→ **Aim of the task**: Nothing in the data should change when you return it, but leave the pictures out.

/---

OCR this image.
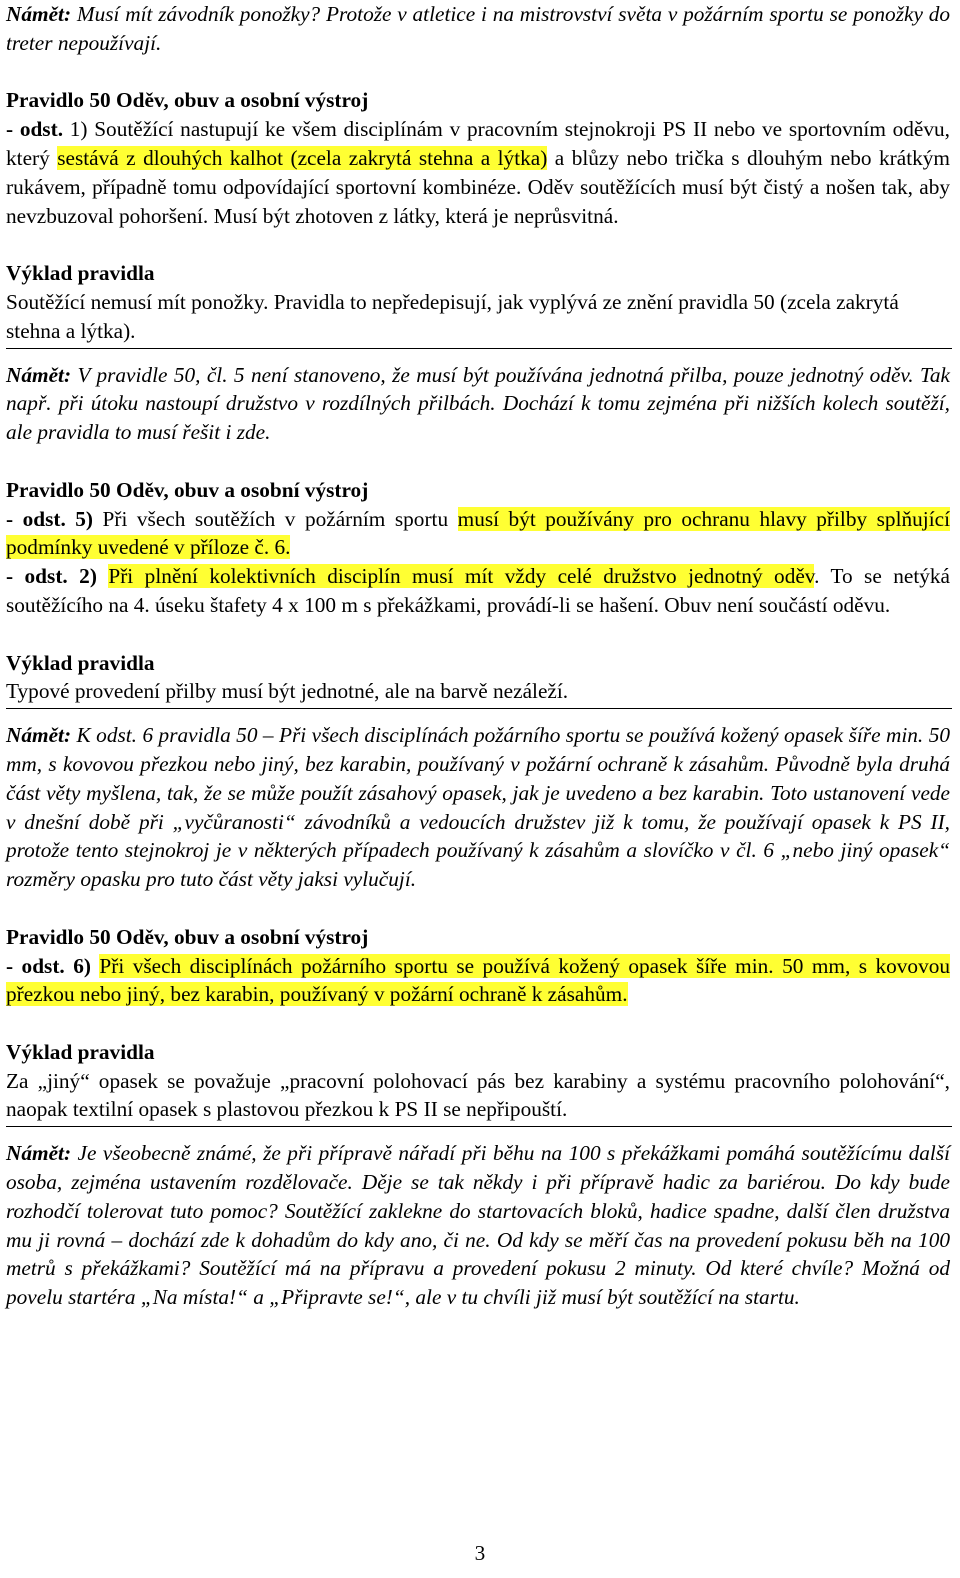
Námět: Musí mít závodník ponožky? Protože v atletice i na mistrovství světa v požárním sportu se ponožky do treter nepoužívají.

Pravidlo 50 Oděv, obuv a osobní výstroj

- odst. 1) Soutěžící nastupují ke všem disciplínám v pracovním stejnokroji PS II nebo ve sportovním oděvu, který sestává z dlouhých kalhot (zcela zakrytá stehna a lýtka) a blůzy nebo trička s dlouhým nebo krátkým rukávem, případně tomu odpovídající sportovní kombinéze. Oděv soutěžících musí být čistý a nošen tak, aby nevzbuzoval pohoršení. Musí být zhotoven z látky, která je neprůsvitná.

Výklad pravidla

Soutěžící nemusí mít ponožky. Pravidla to nepředepisují, jak vyplývá ze znění pravidla 50 (zcela zakrytá stehna a lýtka).

Námět: V pravidle 50, čl. 5 není stanoveno, že musí být používána jednotná přilba, pouze jednotný oděv. Tak např. při útoku nastoupí družstvo v rozdílných přilbách. Dochází k tomu zejména při nižších kolech soutěží, ale pravidla to musí řešit i zde.

Pravidlo 50 Oděv, obuv a osobní výstroj

- odst. 5) Při všech soutěžích v požárním sportu musí být používány pro ochranu hlavy přilby splňující podmínky uvedené v příloze č. 6.

- odst. 2) Při plnění kolektivních disciplín musí mít vždy celé družstvo jednotný oděv. To se netýká soutěžícího na 4. úseku štafety 4 x 100 m s překážkami, provádí-li se hašení. Obuv není součástí oděvu.

Výklad pravidla

Typové provedení přilby musí být jednotné, ale na barvě nezáleží.

Námět: K odst. 6 pravidla 50 – Při všech disciplínách požárního sportu se používá kožený opasek šíře min. 50 mm, s kovovou přezkou nebo jiný, bez karabin, používaný v požární ochraně k zásahům. Původně byla druhá část věty myšlena, tak, že se může použít zásahový opasek, jak je uvedeno a bez karabin. Toto ustanovení vede v dnešní době při „vyčůranosti“ závodníků a vedoucích družstev již k tomu, že používají opasek k PS II, protože tento stejnokroj je v některých případech používaný k zásahům a slovíčko v čl. 6 „nebo jiný opasek“ rozměry opasku pro tuto část věty jaksi vylučují.

Pravidlo 50 Oděv, obuv a osobní výstroj

- odst. 6) Při všech disciplínách požárního sportu se používá kožený opasek šíře min. 50 mm, s kovovou přezkou nebo jiný, bez karabin, používaný v požární ochraně k zásahům.

Výklad pravidla

Za „jiný“ opasek se považuje „pracovní polohovací pás bez karabiny a systému pracovního polohování“, naopak textilní opasek s plastovou přezkou k PS II se nepřipouští.

Námět: Je všeobecně známé, že při přípravě nářadí při běhu na 100 s překážkami pomáhá soutěžícímu další osoba, zejména ustavením rozdělovače. Děje se tak někdy i při přípravě hadic za bariérou. Do kdy bude rozhodčí tolerovat tuto pomoc? Soutěžící zaklekne do startovacích bloků, hadice spadne, další člen družstva mu ji rovná – dochází zde k dohadům do kdy ano, či ne. Od kdy se měří čas na provedení pokusu běh na 100 metrů s překážkami? Soutěžící má na přípravu a provedení pokusu 2 minuty. Od které chvíle? Možná od povelu startéra „Na místa!“ a „Připravte se!“, ale v tu chvíli již musí být soutěžící na startu.

3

\---

→ **Finished exercise**:
OCR this image.
Námět: Musí mít závodník ponožky? Protože v atletice i na mistrovství světa v požárním sportu se ponožky do treter nepoužívají.

Pravidlo 50 Oděv, obuv a osobní výstroj

- odst. 1) Soutěžící nastupují ke všem disciplínám v pracovním stejnokroji PS II nebo ve sportovním oděvu, který sestává z dlouhých kalhot (zcela zakrytá stehna a lýtka) a blůzy nebo trička s dlouhým nebo krátkým rukávem, případně tomu odpovídající sportovní kombinéze. Oděv soutěžících musí být čistý a nošen tak, aby nevzbuzoval pohoršení. Musí být zhotoven z látky, která je neprůsvitná.

Výklad pravidla

Soutěžící nemusí mít ponožky. Pravidla to nepředepisují, jak vyplývá ze znění pravidla 50 (zcela zakrytá stehna a lýtka).

Námět: V pravidle 50, čl. 5 není stanoveno, že musí být používána jednotná přilba, pouze jednotný oděv. Tak např. při útoku nastoupí družstvo v rozdílných přilbách. Dochází k tomu zejména při nižších kolech soutěží, ale pravidla to musí řešit i zde.

Pravidlo 50 Oděv, obuv a osobní výstroj

- odst. 5) Při všech soutěžích v požárním sportu musí být používány pro ochranu hlavy přilby splňující podmínky uvedené v příloze č. 6.

- odst. 2) Při plnění kolektivních disciplín musí mít vždy celé družstvo jednotný oděv. To se netýká soutěžícího na 4. úseku štafety 4 x 100 m s překážkami, provádí-li se hašení. Obuv není součástí oděvu.

Výklad pravidla

Typové provedení přilby musí být jednotné, ale na barvě nezáleží.

Námět: K odst. 6 pravidla 50 – Při všech disciplínách požárního sportu se používá kožený opasek šíře min. 50 mm, s kovovou přezkou nebo jiný, bez karabin, používaný v požární ochraně k zásahům. Původně byla druhá část věty myšlena, tak, že se může použít zásahový opasek, jak je uvedeno a bez karabin. Toto ustanovení vede v dnešní době při „vyčůranosti“ závodníků a vedoucích družstev již k tomu, že používají opasek k PS II, protože tento stejnokroj je v některých případech používaný k zásahům a slovíčko v čl. 6 „nebo jiný opasek“ rozměry opasku pro tuto část věty jaksi vylučují.

Pravidlo 50 Oděv, obuv a osobní výstroj

- odst. 6) Při všech disciplínách požárního sportu se používá kožený opasek šíře min. 50 mm, s kovovou přezkou nebo jiný, bez karabin, používaný v požární ochraně k zásahům.

Výklad pravidla

Za „jiný“ opasek se považuje „pracovní polohovací pás bez karabiny a systému pracovního polohování“, naopak textilní opasek s plastovou přezkou k PS II se nepřipouští.

Námět: Je všeobecně známé, že při přípravě nářadí při běhu na 100 s překážkami pomáhá soutěžícímu další osoba, zejména ustavením rozdělovače. Děje se tak někdy i při přípravě hadic za bariérou. Do kdy bude rozhodčí tolerovat tuto pomoc? Soutěžící zaklekne do startovacích bloků, hadice spadne, další člen družstva mu ji rovná – dochází zde k dohadům do kdy ano, či ne. Od kdy se měří čas na provedení pokusu běh na 100 metrů s překážkami? Soutěžící má na přípravu a provedení pokusu 2 minuty. Od které chvíle? Možná od povelu startéra „Na místa!“ a „Připravte se!“, ale v tu chvíli již musí být soutěžící na startu.

3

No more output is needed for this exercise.